● Stated task
Write out each line that follows exactly as it stands, without the pictures.

(Data records)
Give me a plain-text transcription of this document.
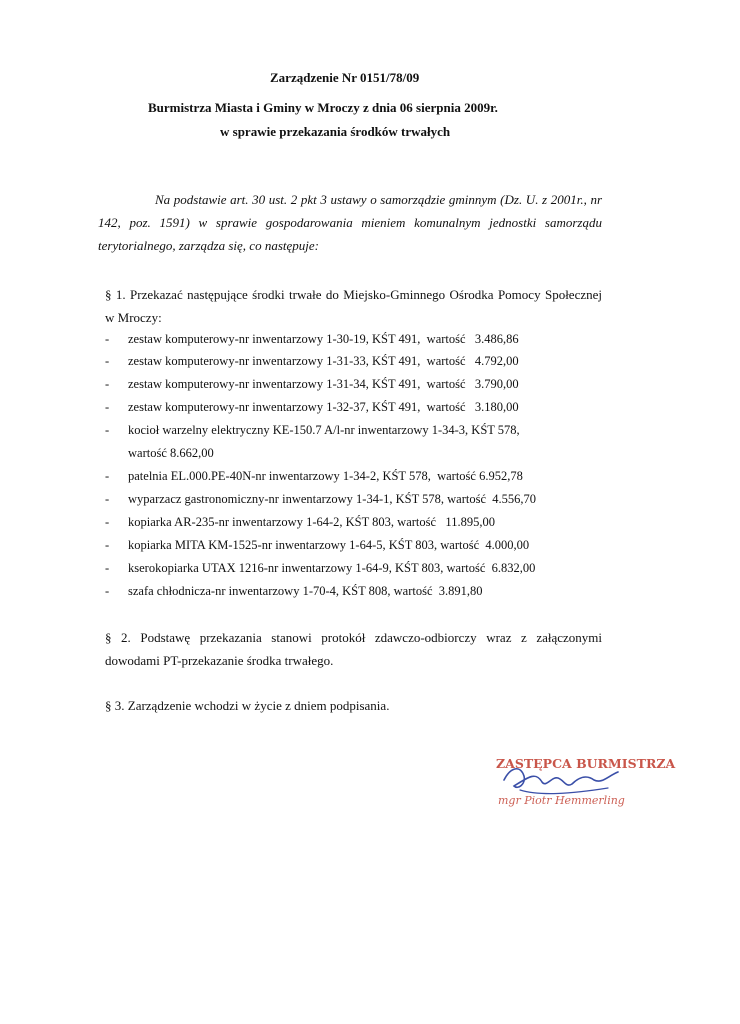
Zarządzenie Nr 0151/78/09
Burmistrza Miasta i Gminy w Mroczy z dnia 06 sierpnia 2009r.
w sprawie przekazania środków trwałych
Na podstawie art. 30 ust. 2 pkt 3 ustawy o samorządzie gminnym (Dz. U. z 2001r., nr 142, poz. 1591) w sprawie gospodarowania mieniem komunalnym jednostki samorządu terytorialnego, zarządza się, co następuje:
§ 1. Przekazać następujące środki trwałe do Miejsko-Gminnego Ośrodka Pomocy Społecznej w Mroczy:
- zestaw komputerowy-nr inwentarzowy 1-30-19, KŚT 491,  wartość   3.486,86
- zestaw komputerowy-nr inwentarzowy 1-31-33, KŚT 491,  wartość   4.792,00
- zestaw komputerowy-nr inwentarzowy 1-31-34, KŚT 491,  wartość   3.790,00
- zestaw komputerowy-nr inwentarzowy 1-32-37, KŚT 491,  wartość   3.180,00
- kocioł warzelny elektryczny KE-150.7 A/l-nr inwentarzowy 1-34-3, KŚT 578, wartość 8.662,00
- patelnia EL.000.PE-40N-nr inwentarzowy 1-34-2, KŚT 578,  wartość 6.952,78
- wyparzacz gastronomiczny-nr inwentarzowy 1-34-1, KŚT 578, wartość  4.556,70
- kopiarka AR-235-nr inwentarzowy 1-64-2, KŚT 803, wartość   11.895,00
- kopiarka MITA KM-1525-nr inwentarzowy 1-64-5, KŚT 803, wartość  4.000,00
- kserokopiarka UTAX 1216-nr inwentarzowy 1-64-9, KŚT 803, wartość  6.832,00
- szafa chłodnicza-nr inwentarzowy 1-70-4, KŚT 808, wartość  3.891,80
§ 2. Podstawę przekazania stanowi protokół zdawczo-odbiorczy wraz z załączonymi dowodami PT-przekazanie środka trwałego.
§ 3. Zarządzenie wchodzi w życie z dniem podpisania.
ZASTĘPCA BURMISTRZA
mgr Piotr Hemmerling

● Full solution
Give me a plain-text transcription of this document.
Zarządzenie Nr 0151/78/09
Burmistrza Miasta i Gminy w Mroczy z dnia 06 sierpnia 2009r.
w sprawie przekazania środków trwałych
Na podstawie art. 30 ust. 2 pkt 3 ustawy o samorządzie gminnym (Dz. U. z 2001r., nr 142, poz. 1591) w sprawie gospodarowania mieniem komunalnym jednostki samorządu terytorialnego, zarządza się, co następuje:
§ 1. Przekazać następujące środki trwałe do Miejsko-Gminnego Ośrodka Pomocy Społecznej w Mroczy:
- zestaw komputerowy-nr inwentarzowy 1-30-19, KŚT 491,  wartość   3.486,86
- zestaw komputerowy-nr inwentarzowy 1-31-33, KŚT 491,  wartość   4.792,00
- zestaw komputerowy-nr inwentarzowy 1-31-34, KŚT 491,  wartość   3.790,00
- zestaw komputerowy-nr inwentarzowy 1-32-37, KŚT 491,  wartość   3.180,00
- kocioł warzelny elektryczny KE-150.7 A/l-nr inwentarzowy 1-34-3, KŚT 578, wartość 8.662,00
- patelnia EL.000.PE-40N-nr inwentarzowy 1-34-2, KŚT 578,  wartość 6.952,78
- wyparzacz gastronomiczny-nr inwentarzowy 1-34-1, KŚT 578, wartość  4.556,70
- kopiarka AR-235-nr inwentarzowy 1-64-2, KŚT 803, wartość   11.895,00
- kopiarka MITA KM-1525-nr inwentarzowy 1-64-5, KŚT 803, wartość  4.000,00
- kserokopiarka UTAX 1216-nr inwentarzowy 1-64-9, KŚT 803, wartość  6.832,00
- szafa chłodnicza-nr inwentarzowy 1-70-4, KŚT 808, wartość  3.891,80
§ 2. Podstawę przekazania stanowi protokół zdawczo-odbiorczy wraz z załączonymi dowodami PT-przekazanie środka trwałego.
§ 3. Zarządzenie wchodzi w życie z dniem podpisania.
ZASTĘPCA BURMISTRZA
mgr Piotr Hemmerling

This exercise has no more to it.